[Collected data]
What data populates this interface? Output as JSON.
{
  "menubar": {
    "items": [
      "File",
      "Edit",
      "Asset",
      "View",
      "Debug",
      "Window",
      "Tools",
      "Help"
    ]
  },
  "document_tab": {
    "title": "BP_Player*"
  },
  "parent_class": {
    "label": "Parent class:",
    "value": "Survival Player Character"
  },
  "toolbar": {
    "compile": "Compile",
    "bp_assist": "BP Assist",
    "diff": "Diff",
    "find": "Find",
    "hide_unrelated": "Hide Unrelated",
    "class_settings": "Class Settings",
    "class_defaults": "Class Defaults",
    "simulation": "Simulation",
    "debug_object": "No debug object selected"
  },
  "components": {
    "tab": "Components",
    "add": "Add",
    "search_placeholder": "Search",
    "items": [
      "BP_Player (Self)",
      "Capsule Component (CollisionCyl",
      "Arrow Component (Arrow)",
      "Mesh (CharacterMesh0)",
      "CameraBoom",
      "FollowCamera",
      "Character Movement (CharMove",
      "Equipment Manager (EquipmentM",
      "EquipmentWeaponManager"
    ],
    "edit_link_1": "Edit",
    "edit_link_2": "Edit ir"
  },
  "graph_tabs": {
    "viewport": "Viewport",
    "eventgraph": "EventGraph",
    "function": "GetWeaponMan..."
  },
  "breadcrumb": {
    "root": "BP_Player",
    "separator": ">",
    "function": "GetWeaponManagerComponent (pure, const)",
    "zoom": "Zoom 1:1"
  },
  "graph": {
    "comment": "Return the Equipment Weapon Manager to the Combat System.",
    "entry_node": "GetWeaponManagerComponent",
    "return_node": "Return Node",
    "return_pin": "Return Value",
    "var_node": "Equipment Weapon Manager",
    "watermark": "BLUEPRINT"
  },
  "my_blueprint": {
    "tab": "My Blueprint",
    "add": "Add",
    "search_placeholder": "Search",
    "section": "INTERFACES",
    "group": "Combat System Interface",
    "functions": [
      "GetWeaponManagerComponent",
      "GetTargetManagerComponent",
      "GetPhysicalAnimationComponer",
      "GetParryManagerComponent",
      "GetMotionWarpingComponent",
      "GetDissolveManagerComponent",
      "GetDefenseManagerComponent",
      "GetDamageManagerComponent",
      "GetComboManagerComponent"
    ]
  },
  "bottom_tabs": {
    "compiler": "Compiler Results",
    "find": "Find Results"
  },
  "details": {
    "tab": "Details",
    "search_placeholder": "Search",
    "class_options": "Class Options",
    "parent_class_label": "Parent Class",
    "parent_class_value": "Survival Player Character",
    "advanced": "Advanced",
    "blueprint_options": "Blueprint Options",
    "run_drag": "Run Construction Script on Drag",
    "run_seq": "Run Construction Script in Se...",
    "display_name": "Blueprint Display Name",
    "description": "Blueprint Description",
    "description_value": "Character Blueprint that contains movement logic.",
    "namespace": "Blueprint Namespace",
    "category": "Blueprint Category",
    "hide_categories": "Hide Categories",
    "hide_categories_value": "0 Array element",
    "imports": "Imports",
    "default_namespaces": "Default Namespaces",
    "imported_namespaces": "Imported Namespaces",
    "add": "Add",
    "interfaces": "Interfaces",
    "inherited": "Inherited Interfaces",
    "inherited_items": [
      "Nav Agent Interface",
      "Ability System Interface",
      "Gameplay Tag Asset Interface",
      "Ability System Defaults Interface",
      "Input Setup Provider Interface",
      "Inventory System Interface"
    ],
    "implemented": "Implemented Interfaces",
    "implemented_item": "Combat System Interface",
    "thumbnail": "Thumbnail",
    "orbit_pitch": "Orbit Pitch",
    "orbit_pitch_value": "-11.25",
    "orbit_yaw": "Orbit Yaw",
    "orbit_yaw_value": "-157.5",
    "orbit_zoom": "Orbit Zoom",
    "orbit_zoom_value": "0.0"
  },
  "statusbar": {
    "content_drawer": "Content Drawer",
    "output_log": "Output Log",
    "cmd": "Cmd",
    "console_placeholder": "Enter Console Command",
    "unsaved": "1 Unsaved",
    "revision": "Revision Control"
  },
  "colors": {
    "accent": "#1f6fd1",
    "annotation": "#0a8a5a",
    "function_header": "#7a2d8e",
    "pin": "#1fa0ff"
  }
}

→ **OBJECTIVE**:
Collect the lines that hold "Defaults".

→ **TASK RESPONSE**:
    "class_defaults": "Class Defaults",
      "Ability System Defaults Interface",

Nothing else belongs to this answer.